» **Aim of the task**: Are you able to quote each entry exactly as written?

» **Data for this task**:

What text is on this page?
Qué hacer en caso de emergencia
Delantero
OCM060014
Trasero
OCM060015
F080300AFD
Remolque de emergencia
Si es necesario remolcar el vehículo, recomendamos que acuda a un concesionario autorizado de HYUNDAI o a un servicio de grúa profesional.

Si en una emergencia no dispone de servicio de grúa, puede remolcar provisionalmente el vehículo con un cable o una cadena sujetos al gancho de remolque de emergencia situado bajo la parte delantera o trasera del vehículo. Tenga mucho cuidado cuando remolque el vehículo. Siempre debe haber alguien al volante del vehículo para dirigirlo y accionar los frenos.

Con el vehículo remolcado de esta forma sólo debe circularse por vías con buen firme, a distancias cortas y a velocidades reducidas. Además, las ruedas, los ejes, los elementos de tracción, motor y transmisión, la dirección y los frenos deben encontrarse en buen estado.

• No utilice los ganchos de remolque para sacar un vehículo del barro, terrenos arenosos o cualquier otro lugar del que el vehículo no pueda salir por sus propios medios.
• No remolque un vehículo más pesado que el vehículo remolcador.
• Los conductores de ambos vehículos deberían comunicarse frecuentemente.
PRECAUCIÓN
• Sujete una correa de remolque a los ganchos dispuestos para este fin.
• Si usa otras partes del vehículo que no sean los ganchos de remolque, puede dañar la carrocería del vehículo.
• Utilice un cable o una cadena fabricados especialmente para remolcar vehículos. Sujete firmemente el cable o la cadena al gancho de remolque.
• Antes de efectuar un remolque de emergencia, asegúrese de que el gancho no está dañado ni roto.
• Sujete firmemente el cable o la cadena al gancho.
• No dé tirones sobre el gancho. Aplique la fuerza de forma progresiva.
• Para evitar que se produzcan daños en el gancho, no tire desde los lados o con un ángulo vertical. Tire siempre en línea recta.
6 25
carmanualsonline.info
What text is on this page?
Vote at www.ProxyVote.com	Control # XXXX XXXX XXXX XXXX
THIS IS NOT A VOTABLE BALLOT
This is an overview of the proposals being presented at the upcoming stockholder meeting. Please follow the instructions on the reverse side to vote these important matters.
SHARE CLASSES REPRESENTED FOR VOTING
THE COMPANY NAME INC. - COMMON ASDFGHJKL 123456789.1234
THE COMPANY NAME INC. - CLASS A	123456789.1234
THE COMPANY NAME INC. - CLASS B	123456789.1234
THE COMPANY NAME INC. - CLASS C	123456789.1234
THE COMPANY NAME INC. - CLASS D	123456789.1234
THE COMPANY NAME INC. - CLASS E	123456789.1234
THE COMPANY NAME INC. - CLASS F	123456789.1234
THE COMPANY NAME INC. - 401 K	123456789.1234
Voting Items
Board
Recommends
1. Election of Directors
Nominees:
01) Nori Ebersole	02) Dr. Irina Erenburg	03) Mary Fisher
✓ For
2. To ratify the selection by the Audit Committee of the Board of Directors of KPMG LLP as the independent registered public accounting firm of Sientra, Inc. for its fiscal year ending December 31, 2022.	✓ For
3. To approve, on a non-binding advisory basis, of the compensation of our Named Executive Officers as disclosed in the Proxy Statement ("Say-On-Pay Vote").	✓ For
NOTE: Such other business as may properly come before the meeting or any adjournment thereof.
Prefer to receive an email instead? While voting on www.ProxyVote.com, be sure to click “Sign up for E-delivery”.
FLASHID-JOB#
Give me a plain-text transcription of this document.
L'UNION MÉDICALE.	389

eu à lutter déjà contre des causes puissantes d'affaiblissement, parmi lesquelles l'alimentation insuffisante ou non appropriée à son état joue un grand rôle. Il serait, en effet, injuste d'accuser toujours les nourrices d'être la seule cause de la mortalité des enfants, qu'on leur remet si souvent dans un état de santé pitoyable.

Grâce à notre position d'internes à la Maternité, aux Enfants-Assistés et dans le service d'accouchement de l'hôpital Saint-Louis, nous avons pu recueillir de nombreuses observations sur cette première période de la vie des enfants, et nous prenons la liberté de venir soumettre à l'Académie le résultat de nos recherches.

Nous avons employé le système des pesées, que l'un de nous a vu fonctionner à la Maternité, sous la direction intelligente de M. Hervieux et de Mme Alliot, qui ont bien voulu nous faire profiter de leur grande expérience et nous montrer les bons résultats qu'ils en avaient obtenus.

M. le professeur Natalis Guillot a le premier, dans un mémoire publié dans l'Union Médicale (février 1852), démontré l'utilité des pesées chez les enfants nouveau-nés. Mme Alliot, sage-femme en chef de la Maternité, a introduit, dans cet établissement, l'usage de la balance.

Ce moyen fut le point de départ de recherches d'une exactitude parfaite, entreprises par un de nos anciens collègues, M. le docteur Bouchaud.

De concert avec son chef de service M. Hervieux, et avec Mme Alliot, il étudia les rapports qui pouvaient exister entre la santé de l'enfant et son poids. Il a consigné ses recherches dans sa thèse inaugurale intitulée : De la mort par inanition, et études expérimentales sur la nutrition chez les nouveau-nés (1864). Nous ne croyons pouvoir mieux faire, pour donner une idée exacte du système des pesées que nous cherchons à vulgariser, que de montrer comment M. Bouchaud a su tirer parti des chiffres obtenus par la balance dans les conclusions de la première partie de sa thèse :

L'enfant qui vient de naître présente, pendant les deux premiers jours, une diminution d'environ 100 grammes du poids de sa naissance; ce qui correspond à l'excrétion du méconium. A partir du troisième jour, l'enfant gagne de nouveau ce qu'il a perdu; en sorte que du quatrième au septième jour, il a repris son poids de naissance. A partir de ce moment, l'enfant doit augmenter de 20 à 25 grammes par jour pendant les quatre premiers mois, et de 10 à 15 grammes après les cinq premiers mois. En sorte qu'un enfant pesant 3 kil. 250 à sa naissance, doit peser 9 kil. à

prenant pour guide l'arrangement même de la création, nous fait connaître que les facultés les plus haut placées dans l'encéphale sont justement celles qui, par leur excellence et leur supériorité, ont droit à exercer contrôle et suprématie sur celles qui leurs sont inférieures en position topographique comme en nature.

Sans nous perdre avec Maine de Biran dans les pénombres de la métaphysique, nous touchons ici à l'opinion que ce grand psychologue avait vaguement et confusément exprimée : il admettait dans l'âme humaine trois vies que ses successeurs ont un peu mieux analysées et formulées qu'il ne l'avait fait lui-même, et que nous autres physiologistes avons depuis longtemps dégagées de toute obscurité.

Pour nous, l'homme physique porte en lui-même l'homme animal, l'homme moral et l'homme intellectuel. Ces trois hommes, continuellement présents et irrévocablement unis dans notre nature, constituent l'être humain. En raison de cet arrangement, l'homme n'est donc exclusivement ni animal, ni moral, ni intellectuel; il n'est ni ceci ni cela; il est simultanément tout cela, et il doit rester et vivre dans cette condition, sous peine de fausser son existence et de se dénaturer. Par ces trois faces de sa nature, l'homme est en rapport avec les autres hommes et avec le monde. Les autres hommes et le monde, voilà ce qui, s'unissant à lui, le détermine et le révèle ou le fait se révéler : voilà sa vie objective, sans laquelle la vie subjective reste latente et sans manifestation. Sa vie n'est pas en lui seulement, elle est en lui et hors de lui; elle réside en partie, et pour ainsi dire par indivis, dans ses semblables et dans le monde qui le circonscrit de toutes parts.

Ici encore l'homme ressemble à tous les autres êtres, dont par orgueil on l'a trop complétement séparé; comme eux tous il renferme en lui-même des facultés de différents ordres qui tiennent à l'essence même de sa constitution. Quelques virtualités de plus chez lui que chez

» **Correct output**:
What text is on this page?
Qué hacer en caso de emergencia
Delantero
OCM060014
Trasero
OCM060015
F080300AFD
Remolque de emergencia
Si es necesario remolcar el vehículo, recomendamos que acuda a un concesionario autorizado de HYUNDAI o a un servicio de grúa profesional.

Si en una emergencia no dispone de servicio de grúa, puede remolcar provisionalmente el vehículo con un cable o una cadena sujetos al gancho de remolque de emergencia situado bajo la parte delantera o trasera del vehículo. Tenga mucho cuidado cuando remolque el vehículo. Siempre debe haber alguien al volante del vehículo para dirigirlo y accionar los frenos.

Con el vehículo remolcado de esta forma sólo debe circularse por vías con buen firme, a distancias cortas y a velocidades reducidas. Además, las ruedas, los ejes, los elementos de tracción, motor y transmisión, la dirección y los frenos deben encontrarse en buen estado.

• No utilice los ganchos de remolque para sacar un vehículo del barro, terrenos arenosos o cualquier otro lugar del que el vehículo no pueda salir por sus propios medios.
• No remolque un vehículo más pesado que el vehículo remolcador.
• Los conductores de ambos vehículos deberían comunicarse frecuentemente.
PRECAUCIÓN
• Sujete una correa de remolque a los ganchos dispuestos para este fin.
• Si usa otras partes del vehículo que no sean los ganchos de remolque, puede dañar la carrocería del vehículo.
• Utilice un cable o una cadena fabricados especialmente para remolcar vehículos. Sujete firmemente el cable o la cadena al gancho de remolque.
• Antes de efectuar un remolque de emergencia, asegúrese de que el gancho no está dañado ni roto.
• Sujete firmemente el cable o la cadena al gancho.
• No dé tirones sobre el gancho. Aplique la fuerza de forma progresiva.
• Para evitar que se produzcan daños en el gancho, no tire desde los lados o con un ángulo vertical. Tire siempre en línea recta.
6 25
carmanualsonline.info
What text is on this page?
Vote at www.ProxyVote.com	Control # XXXX XXXX XXXX XXXX
THIS IS NOT A VOTABLE BALLOT
This is an overview of the proposals being presented at the upcoming stockholder meeting. Please follow the instructions on the reverse side to vote these important matters.
SHARE CLASSES REPRESENTED FOR VOTING
THE COMPANY NAME INC. - COMMON ASDFGHJKL 123456789.1234
THE COMPANY NAME INC. - CLASS A	123456789.1234
THE COMPANY NAME INC. - CLASS B	123456789.1234
THE COMPANY NAME INC. - CLASS C	123456789.1234
THE COMPANY NAME INC. - CLASS D	123456789.1234
THE COMPANY NAME INC. - CLASS E	123456789.1234
THE COMPANY NAME INC. - CLASS F	123456789.1234
THE COMPANY NAME INC. - 401 K	123456789.1234
Voting Items
Board
Recommends
1. Election of Directors
Nominees:
01) Nori Ebersole	02) Dr. Irina Erenburg	03) Mary Fisher
✓ For
2. To ratify the selection by the Audit Committee of the Board of Directors of KPMG LLP as the independent registered public accounting firm of Sientra, Inc. for its fiscal year ending December 31, 2022.	✓ For
3. To approve, on a non-binding advisory basis, of the compensation of our Named Executive Officers as disclosed in the Proxy Statement ("Say-On-Pay Vote").	✓ For
NOTE: Such other business as may properly come before the meeting or any adjournment thereof.
Prefer to receive an email instead? While voting on www.ProxyVote.com, be sure to click “Sign up for E-delivery”.
FLASHID-JOB#
Give me a plain-text transcription of this document.
L'UNION MÉDICALE.	389

eu à lutter déjà contre des causes puissantes d'affaiblissement, parmi lesquelles l'alimentation insuffisante ou non appropriée à son état joue un grand rôle. Il serait, en effet, injuste d'accuser toujours les nourrices d'être la seule cause de la mortalité des enfants, qu'on leur remet si souvent dans un état de santé pitoyable.

Grâce à notre position d'internes à la Maternité, aux Enfants-Assistés et dans le service d'accouchement de l'hôpital Saint-Louis, nous avons pu recueillir de nombreuses observations sur cette première période de la vie des enfants, et nous prenons la liberté de venir soumettre à l'Académie le résultat de nos recherches.

Nous avons employé le système des pesées, que l'un de nous a vu fonctionner à la Maternité, sous la direction intelligente de M. Hervieux et de Mme Alliot, qui ont bien voulu nous faire profiter de leur grande expérience et nous montrer les bons résultats qu'ils en avaient obtenus.

M. le professeur Natalis Guillot a le premier, dans un mémoire publié dans l'Union Médicale (février 1852), démontré l'utilité des pesées chez les enfants nouveau-nés. Mme Alliot, sage-femme en chef de la Maternité, a introduit, dans cet établissement, l'usage de la balance.

Ce moyen fut le point de départ de recherches d'une exactitude parfaite, entreprises par un de nos anciens collègues, M. le docteur Bouchaud.

De concert avec son chef de service M. Hervieux, et avec Mme Alliot, il étudia les rapports qui pouvaient exister entre la santé de l'enfant et son poids. Il a consigné ses recherches dans sa thèse inaugurale intitulée : De la mort par inanition, et études expérimentales sur la nutrition chez les nouveau-nés (1864). Nous ne croyons pouvoir mieux faire, pour donner une idée exacte du système des pesées que nous cherchons à vulgariser, que de montrer comment M. Bouchaud a su tirer parti des chiffres obtenus par la balance dans les conclusions de la première partie de sa thèse :

L'enfant qui vient de naître présente, pendant les deux premiers jours, une diminution d'environ 100 grammes du poids de sa naissance; ce qui correspond à l'excrétion du méconium. A partir du troisième jour, l'enfant gagne de nouveau ce qu'il a perdu; en sorte que du quatrième au septième jour, il a repris son poids de naissance. A partir de ce moment, l'enfant doit augmenter de 20 à 25 grammes par jour pendant les quatre premiers mois, et de 10 à 15 grammes après les cinq premiers mois. En sorte qu'un enfant pesant 3 kil. 250 à sa naissance, doit peser 9 kil. à

prenant pour guide l'arrangement même de la création, nous fait connaître que les facultés les plus haut placées dans l'encéphale sont justement celles qui, par leur excellence et leur supériorité, ont droit à exercer contrôle et suprématie sur celles qui leurs sont inférieures en position topographique comme en nature.

Sans nous perdre avec Maine de Biran dans les pénombres de la métaphysique, nous touchons ici à l'opinion que ce grand psychologue avait vaguement et confusément exprimée : il admettait dans l'âme humaine trois vies que ses successeurs ont un peu mieux analysées et formulées qu'il ne l'avait fait lui-même, et que nous autres physiologistes avons depuis longtemps dégagées de toute obscurité.

Pour nous, l'homme physique porte en lui-même l'homme animal, l'homme moral et l'homme intellectuel. Ces trois hommes, continuellement présents et irrévocablement unis dans notre nature, constituent l'être humain. En raison de cet arrangement, l'homme n'est donc exclusivement ni animal, ni moral, ni intellectuel; il n'est ni ceci ni cela; il est simultanément tout cela, et il doit rester et vivre dans cette condition, sous peine de fausser son existence et de se dénaturer. Par ces trois faces de sa nature, l'homme est en rapport avec les autres hommes et avec le monde. Les autres hommes et le monde, voilà ce qui, s'unissant à lui, le détermine et le révèle ou le fait se révéler : voilà sa vie objective, sans laquelle la vie subjective reste latente et sans manifestation. Sa vie n'est pas en lui seulement, elle est en lui et hors de lui; elle réside en partie, et pour ainsi dire par indivis, dans ses semblables et dans le monde qui le circonscrit de toutes parts.

Ici encore l'homme ressemble à tous les autres êtres, dont par orgueil on l'a trop complétement séparé; comme eux tous il renferme en lui-même des facultés de différents ordres qui tiennent à l'essence même de sa constitution. Quelques virtualités de plus chez lui que chez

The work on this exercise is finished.